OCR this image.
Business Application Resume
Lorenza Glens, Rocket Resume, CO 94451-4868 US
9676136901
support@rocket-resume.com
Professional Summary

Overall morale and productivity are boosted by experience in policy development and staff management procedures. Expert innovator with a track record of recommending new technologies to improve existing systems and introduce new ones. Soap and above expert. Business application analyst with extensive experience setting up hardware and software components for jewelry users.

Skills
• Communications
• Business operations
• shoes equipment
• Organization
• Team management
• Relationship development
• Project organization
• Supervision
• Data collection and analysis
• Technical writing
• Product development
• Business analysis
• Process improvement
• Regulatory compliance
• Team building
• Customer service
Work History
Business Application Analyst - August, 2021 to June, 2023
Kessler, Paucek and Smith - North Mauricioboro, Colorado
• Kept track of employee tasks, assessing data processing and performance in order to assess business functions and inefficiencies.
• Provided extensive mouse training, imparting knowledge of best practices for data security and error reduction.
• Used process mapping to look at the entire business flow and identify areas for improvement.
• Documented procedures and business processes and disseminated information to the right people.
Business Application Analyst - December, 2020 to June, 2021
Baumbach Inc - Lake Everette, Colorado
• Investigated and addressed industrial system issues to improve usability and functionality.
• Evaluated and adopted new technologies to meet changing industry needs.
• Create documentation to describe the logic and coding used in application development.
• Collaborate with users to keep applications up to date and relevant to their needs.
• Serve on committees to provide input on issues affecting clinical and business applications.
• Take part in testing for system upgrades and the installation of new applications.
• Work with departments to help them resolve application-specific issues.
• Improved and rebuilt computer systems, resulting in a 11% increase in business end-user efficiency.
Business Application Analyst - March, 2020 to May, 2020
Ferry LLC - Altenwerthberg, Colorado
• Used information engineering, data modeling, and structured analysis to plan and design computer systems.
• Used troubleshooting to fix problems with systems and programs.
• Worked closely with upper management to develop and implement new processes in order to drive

......

▶ [Your instructions]
Reproduce the records in full, exactly as written.

▶ [Solved problem]
OCR this image.
Business Application Resume
Lorenza Glens, Rocket Resume, CO 94451-4868 US
9676136901
support@rocket-resume.com
Professional Summary

Overall morale and productivity are boosted by experience in policy development and staff management procedures. Expert innovator with a track record of recommending new technologies to improve existing systems and introduce new ones. Soap and above expert. Business application analyst with extensive experience setting up hardware and software components for jewelry users.

Skills
• Communications
• Business operations
• shoes equipment
• Organization
• Team management
• Relationship development
• Project organization
• Supervision
• Data collection and analysis
• Technical writing
• Product development
• Business analysis
• Process improvement
• Regulatory compliance
• Team building
• Customer service
Work History
Business Application Analyst - August, 2021 to June, 2023
Kessler, Paucek and Smith - North Mauricioboro, Colorado
• Kept track of employee tasks, assessing data processing and performance in order to assess business functions and inefficiencies.
• Provided extensive mouse training, imparting knowledge of best practices for data security and error reduction.
• Used process mapping to look at the entire business flow and identify areas for improvement.
• Documented procedures and business processes and disseminated information to the right people.
Business Application Analyst - December, 2020 to June, 2021
Baumbach Inc - Lake Everette, Colorado
• Investigated and addressed industrial system issues to improve usability and functionality.
• Evaluated and adopted new technologies to meet changing industry needs.
• Create documentation to describe the logic and coding used in application development.
• Collaborate with users to keep applications up to date and relevant to their needs.
• Serve on committees to provide input on issues affecting clinical and business applications.
• Take part in testing for system upgrades and the installation of new applications.
• Work with departments to help them resolve application-specific issues.
• Improved and rebuilt computer systems, resulting in a 11% increase in business end-user efficiency.
Business Application Analyst - March, 2020 to May, 2020
Ferry LLC - Altenwerthberg, Colorado
• Used information engineering, data modeling, and structured analysis to plan and design computer systems.
• Used troubleshooting to fix problems with systems and programs.
• Worked closely with upper management to develop and implement new processes in order to drive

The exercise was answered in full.